To be done - Omit every image, and transcribe the remaining entries exactly as given.

Entries -

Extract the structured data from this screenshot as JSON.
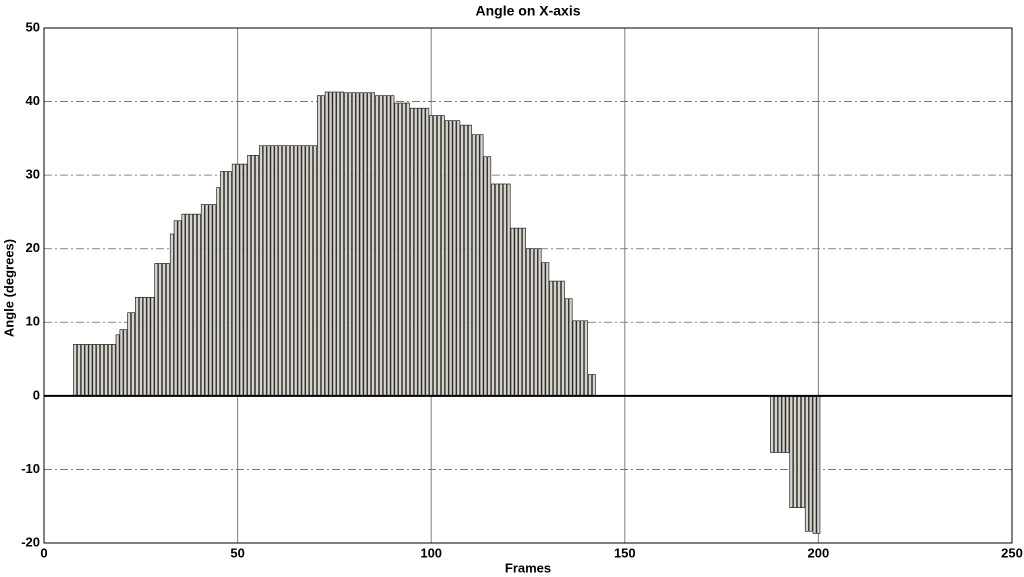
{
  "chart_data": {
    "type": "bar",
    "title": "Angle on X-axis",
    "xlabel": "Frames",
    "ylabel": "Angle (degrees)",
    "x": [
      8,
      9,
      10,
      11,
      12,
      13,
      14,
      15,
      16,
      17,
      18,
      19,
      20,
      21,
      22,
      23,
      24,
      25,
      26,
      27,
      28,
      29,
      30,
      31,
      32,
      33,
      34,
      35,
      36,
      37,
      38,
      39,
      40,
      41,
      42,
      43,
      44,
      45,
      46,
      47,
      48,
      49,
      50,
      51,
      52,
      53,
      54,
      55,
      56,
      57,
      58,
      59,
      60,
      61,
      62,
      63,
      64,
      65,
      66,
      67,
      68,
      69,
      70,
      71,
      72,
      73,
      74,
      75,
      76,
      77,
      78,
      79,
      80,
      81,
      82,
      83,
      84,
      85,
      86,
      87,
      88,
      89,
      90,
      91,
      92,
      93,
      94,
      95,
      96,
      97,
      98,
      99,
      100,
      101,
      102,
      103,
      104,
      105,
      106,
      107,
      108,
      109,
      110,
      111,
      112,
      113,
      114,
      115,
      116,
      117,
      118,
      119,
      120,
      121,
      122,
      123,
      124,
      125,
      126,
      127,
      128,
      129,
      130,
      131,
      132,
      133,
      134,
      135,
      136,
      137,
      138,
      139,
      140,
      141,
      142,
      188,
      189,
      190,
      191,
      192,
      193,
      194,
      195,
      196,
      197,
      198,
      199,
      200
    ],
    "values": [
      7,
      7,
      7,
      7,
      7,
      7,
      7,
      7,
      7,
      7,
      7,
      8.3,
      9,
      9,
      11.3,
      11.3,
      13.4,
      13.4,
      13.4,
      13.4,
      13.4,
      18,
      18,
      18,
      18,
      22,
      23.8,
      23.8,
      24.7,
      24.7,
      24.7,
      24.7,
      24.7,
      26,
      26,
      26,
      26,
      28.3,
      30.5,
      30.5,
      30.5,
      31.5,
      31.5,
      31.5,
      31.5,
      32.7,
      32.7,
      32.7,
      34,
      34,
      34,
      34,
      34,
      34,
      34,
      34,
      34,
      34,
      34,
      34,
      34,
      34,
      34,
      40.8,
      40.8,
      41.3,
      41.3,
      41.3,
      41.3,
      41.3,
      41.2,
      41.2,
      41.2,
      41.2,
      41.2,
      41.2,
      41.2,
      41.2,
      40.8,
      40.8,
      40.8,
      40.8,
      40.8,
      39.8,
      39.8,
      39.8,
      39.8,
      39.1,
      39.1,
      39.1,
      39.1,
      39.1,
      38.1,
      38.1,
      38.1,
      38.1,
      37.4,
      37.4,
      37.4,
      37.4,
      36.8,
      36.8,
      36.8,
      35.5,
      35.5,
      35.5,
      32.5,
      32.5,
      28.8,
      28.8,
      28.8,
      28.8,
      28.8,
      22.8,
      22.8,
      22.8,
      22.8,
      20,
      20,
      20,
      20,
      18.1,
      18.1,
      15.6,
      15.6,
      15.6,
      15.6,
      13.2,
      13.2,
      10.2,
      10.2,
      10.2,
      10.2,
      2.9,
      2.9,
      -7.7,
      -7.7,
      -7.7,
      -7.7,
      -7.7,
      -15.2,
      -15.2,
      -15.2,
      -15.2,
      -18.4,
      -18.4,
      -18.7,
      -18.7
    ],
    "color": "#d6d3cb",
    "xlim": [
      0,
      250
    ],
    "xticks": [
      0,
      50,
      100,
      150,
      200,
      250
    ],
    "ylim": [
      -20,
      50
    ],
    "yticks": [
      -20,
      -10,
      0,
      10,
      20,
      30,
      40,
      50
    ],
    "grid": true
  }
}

Answer to this exercise -
Extract the structured data from this screenshot as JSON.
{
  "chart_data": {
    "type": "bar",
    "title": "Angle on X-axis",
    "xlabel": "Frames",
    "ylabel": "Angle (degrees)",
    "x": [
      8,
      9,
      10,
      11,
      12,
      13,
      14,
      15,
      16,
      17,
      18,
      19,
      20,
      21,
      22,
      23,
      24,
      25,
      26,
      27,
      28,
      29,
      30,
      31,
      32,
      33,
      34,
      35,
      36,
      37,
      38,
      39,
      40,
      41,
      42,
      43,
      44,
      45,
      46,
      47,
      48,
      49,
      50,
      51,
      52,
      53,
      54,
      55,
      56,
      57,
      58,
      59,
      60,
      61,
      62,
      63,
      64,
      65,
      66,
      67,
      68,
      69,
      70,
      71,
      72,
      73,
      74,
      75,
      76,
      77,
      78,
      79,
      80,
      81,
      82,
      83,
      84,
      85,
      86,
      87,
      88,
      89,
      90,
      91,
      92,
      93,
      94,
      95,
      96,
      97,
      98,
      99,
      100,
      101,
      102,
      103,
      104,
      105,
      106,
      107,
      108,
      109,
      110,
      111,
      112,
      113,
      114,
      115,
      116,
      117,
      118,
      119,
      120,
      121,
      122,
      123,
      124,
      125,
      126,
      127,
      128,
      129,
      130,
      131,
      132,
      133,
      134,
      135,
      136,
      137,
      138,
      139,
      140,
      141,
      142,
      188,
      189,
      190,
      191,
      192,
      193,
      194,
      195,
      196,
      197,
      198,
      199,
      200
    ],
    "values": [
      7,
      7,
      7,
      7,
      7,
      7,
      7,
      7,
      7,
      7,
      7,
      8.3,
      9,
      9,
      11.3,
      11.3,
      13.4,
      13.4,
      13.4,
      13.4,
      13.4,
      18,
      18,
      18,
      18,
      22,
      23.8,
      23.8,
      24.7,
      24.7,
      24.7,
      24.7,
      24.7,
      26,
      26,
      26,
      26,
      28.3,
      30.5,
      30.5,
      30.5,
      31.5,
      31.5,
      31.5,
      31.5,
      32.7,
      32.7,
      32.7,
      34,
      34,
      34,
      34,
      34,
      34,
      34,
      34,
      34,
      34,
      34,
      34,
      34,
      34,
      34,
      40.8,
      40.8,
      41.3,
      41.3,
      41.3,
      41.3,
      41.3,
      41.2,
      41.2,
      41.2,
      41.2,
      41.2,
      41.2,
      41.2,
      41.2,
      40.8,
      40.8,
      40.8,
      40.8,
      40.8,
      39.8,
      39.8,
      39.8,
      39.8,
      39.1,
      39.1,
      39.1,
      39.1,
      39.1,
      38.1,
      38.1,
      38.1,
      38.1,
      37.4,
      37.4,
      37.4,
      37.4,
      36.8,
      36.8,
      36.8,
      35.5,
      35.5,
      35.5,
      32.5,
      32.5,
      28.8,
      28.8,
      28.8,
      28.8,
      28.8,
      22.8,
      22.8,
      22.8,
      22.8,
      20,
      20,
      20,
      20,
      18.1,
      18.1,
      15.6,
      15.6,
      15.6,
      15.6,
      13.2,
      13.2,
      10.2,
      10.2,
      10.2,
      10.2,
      2.9,
      2.9,
      -7.7,
      -7.7,
      -7.7,
      -7.7,
      -7.7,
      -15.2,
      -15.2,
      -15.2,
      -15.2,
      -18.4,
      -18.4,
      -18.7,
      -18.7
    ],
    "color": "#d6d3cb",
    "xlim": [
      0,
      250
    ],
    "xticks": [
      0,
      50,
      100,
      150,
      200,
      250
    ],
    "ylim": [
      -20,
      50
    ],
    "yticks": [
      -20,
      -10,
      0,
      10,
      20,
      30,
      40,
      50
    ],
    "grid": true
  }
}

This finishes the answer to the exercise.